◆ **TASK PROMPT**:
Look below and pull out each line with the word "city".

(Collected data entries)
--- begin ---

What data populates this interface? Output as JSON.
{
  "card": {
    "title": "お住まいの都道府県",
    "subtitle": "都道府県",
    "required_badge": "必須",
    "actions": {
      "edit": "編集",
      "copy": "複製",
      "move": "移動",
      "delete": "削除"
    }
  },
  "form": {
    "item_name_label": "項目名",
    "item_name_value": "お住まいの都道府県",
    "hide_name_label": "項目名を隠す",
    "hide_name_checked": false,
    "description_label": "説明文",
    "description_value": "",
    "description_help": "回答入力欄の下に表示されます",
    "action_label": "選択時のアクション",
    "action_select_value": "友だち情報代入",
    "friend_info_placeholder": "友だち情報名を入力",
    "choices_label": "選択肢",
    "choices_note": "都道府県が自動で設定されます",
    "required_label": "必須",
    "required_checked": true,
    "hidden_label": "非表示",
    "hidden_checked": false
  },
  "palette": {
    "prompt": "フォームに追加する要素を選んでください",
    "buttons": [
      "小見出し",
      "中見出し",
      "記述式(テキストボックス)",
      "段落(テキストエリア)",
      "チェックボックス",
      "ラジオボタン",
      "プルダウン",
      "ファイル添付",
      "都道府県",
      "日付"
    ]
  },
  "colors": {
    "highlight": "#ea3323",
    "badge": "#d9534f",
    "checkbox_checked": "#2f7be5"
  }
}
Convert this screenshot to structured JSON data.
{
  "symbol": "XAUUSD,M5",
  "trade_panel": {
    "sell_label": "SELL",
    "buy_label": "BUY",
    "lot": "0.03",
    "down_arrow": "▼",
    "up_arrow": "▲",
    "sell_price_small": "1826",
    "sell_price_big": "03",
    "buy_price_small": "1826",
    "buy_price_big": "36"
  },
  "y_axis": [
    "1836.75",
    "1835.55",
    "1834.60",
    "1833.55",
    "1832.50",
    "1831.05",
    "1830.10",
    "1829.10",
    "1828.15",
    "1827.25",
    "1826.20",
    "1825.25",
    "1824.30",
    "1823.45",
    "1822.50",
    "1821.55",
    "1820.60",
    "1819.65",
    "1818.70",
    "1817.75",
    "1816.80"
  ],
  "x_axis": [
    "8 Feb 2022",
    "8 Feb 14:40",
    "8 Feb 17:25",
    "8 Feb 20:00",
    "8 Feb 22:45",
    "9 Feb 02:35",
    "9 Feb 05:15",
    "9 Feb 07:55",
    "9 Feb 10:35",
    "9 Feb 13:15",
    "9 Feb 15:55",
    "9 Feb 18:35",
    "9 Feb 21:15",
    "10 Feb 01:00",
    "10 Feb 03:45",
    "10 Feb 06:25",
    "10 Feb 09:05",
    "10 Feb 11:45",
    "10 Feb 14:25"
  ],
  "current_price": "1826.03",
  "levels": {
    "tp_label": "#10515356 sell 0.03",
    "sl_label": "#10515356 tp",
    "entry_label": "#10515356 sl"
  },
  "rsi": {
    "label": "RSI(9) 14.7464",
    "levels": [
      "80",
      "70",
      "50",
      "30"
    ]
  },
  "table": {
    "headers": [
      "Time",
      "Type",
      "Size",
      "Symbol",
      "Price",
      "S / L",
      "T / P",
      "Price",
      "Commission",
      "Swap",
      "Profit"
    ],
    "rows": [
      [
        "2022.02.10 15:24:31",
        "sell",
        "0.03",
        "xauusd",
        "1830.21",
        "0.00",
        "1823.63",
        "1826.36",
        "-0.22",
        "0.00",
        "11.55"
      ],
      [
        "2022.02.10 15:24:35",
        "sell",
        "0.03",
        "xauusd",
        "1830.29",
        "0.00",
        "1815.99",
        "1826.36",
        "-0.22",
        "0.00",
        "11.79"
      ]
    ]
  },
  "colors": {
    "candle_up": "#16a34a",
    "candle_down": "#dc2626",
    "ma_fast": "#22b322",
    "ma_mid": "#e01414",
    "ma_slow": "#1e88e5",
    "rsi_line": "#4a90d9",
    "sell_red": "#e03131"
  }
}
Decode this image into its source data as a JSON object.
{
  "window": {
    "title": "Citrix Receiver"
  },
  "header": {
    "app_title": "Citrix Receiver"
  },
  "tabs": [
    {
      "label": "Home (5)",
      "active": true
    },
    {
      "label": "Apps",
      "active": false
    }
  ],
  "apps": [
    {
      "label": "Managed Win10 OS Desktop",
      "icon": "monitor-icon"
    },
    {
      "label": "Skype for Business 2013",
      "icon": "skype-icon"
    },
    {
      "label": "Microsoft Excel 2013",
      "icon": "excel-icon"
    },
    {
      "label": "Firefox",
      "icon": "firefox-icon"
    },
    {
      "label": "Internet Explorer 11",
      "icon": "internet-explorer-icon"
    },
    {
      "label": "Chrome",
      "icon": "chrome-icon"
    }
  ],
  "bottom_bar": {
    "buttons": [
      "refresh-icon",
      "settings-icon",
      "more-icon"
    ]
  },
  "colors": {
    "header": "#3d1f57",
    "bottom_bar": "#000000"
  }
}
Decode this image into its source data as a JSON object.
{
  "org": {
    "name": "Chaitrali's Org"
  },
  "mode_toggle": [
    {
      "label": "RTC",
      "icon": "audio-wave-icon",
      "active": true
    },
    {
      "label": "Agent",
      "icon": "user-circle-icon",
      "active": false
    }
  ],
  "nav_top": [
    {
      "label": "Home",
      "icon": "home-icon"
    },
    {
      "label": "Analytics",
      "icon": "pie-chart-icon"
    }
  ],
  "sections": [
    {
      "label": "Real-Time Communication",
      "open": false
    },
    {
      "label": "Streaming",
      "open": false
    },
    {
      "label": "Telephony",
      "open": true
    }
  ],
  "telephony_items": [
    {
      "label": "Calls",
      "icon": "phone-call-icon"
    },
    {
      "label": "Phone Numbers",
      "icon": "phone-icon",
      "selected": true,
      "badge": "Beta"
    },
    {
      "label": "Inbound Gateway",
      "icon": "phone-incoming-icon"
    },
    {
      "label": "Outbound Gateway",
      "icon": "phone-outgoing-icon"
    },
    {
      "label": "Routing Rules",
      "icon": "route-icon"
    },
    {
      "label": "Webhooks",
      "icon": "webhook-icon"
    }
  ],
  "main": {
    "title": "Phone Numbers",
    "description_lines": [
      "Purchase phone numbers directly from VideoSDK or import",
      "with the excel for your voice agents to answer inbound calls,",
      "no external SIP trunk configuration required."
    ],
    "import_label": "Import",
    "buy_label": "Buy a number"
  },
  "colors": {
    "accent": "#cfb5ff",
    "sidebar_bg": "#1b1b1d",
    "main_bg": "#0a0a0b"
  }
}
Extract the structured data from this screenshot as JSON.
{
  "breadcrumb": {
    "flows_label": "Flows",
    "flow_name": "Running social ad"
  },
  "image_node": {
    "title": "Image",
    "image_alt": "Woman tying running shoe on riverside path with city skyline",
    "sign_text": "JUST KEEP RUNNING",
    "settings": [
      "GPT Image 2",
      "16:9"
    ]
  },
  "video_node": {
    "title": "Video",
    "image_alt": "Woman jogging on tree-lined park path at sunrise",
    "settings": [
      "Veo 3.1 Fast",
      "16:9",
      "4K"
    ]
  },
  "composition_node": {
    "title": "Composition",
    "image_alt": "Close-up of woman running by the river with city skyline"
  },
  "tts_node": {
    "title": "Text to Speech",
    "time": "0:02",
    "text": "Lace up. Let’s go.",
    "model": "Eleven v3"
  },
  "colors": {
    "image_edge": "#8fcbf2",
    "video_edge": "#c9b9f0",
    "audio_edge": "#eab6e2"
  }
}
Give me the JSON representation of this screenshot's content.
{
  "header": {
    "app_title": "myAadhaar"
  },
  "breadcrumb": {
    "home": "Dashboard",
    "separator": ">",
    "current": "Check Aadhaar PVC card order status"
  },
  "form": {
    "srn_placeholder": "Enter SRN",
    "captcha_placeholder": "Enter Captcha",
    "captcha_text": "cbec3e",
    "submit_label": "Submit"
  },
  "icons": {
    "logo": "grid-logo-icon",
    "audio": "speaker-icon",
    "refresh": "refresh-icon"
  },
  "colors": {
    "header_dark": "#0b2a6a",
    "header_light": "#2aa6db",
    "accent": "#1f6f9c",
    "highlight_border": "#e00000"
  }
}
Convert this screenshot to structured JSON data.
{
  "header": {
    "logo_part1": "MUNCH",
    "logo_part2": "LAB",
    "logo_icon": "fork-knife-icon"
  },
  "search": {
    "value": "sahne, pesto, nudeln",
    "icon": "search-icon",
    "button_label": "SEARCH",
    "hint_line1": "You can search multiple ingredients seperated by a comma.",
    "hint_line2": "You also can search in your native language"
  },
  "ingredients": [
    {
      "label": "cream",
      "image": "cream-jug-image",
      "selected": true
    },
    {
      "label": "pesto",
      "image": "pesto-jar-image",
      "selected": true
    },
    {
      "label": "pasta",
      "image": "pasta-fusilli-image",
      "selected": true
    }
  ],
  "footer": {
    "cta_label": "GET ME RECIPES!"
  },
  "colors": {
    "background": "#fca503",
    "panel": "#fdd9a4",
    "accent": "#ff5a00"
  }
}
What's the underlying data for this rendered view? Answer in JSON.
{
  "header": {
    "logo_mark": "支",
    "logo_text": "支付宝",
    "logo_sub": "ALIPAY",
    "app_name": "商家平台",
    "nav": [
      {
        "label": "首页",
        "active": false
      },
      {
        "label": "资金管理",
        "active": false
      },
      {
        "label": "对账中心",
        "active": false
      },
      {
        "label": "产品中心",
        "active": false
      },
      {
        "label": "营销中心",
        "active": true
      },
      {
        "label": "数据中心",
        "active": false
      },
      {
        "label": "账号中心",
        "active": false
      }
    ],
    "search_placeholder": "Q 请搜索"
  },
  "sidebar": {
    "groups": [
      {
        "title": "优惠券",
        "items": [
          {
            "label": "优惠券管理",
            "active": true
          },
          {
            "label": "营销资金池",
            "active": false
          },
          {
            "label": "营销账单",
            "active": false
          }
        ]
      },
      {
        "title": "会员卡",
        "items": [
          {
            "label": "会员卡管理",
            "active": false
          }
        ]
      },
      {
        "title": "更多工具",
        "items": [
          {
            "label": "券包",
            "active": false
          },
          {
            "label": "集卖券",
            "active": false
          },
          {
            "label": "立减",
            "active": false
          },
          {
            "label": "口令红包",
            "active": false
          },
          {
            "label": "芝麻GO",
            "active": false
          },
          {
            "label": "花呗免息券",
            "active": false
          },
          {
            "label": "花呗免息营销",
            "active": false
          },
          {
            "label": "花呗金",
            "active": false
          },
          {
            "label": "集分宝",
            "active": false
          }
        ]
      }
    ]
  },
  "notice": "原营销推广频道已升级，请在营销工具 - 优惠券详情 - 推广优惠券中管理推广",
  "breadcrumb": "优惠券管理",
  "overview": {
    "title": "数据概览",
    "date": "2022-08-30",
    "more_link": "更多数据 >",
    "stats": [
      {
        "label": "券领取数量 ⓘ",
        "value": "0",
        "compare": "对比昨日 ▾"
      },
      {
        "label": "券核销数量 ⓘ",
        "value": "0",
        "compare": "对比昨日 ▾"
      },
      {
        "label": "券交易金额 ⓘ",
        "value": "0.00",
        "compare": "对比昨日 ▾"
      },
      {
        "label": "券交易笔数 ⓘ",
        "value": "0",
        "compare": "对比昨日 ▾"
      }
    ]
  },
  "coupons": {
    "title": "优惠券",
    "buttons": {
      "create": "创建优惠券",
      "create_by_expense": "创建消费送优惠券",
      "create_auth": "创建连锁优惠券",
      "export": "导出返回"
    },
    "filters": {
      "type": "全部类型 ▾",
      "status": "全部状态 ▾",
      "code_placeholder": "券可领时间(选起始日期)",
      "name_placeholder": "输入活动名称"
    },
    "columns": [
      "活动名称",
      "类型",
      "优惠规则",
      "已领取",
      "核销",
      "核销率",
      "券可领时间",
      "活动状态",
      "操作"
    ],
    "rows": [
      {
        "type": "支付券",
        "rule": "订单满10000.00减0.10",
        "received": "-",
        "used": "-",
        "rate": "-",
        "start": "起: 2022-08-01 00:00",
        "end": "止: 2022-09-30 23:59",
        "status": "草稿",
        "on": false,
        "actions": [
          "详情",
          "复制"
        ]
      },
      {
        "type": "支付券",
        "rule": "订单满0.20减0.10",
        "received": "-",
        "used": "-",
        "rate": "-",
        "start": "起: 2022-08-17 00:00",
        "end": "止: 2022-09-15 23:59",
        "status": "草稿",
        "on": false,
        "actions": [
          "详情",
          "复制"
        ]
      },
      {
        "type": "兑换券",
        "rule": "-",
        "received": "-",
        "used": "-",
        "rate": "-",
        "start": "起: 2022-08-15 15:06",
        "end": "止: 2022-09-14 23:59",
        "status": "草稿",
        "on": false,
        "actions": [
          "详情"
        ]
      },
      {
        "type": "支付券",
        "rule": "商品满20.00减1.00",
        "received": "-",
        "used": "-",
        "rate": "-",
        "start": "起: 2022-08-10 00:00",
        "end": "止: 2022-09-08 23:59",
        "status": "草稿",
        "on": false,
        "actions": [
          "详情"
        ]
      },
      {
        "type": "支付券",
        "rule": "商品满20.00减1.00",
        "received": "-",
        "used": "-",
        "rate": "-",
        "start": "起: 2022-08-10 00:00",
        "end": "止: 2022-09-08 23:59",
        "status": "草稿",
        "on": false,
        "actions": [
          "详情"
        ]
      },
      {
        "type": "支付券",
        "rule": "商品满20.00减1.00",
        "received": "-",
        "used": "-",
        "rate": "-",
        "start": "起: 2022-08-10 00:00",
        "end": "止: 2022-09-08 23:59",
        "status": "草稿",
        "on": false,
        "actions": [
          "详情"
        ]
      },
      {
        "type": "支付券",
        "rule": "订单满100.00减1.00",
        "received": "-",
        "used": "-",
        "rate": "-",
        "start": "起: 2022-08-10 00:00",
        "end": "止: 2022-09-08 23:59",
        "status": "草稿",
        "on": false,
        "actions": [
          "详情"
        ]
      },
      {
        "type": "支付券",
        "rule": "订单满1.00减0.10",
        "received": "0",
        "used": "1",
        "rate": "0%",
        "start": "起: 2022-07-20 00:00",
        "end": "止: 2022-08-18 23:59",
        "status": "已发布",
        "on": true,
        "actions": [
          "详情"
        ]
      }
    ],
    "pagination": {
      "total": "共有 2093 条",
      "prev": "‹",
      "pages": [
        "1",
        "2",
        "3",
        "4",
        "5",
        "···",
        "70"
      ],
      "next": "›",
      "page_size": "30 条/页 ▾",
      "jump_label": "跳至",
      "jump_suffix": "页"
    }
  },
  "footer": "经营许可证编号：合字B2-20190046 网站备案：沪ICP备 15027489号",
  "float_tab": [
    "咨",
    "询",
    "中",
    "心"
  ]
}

--- end ---

◆ **FINAL RESULT**:
    "image_alt": "Woman tying running shoe on riverside path with city skyline",
    "image_alt": "Close-up of woman running by the river with city skyline"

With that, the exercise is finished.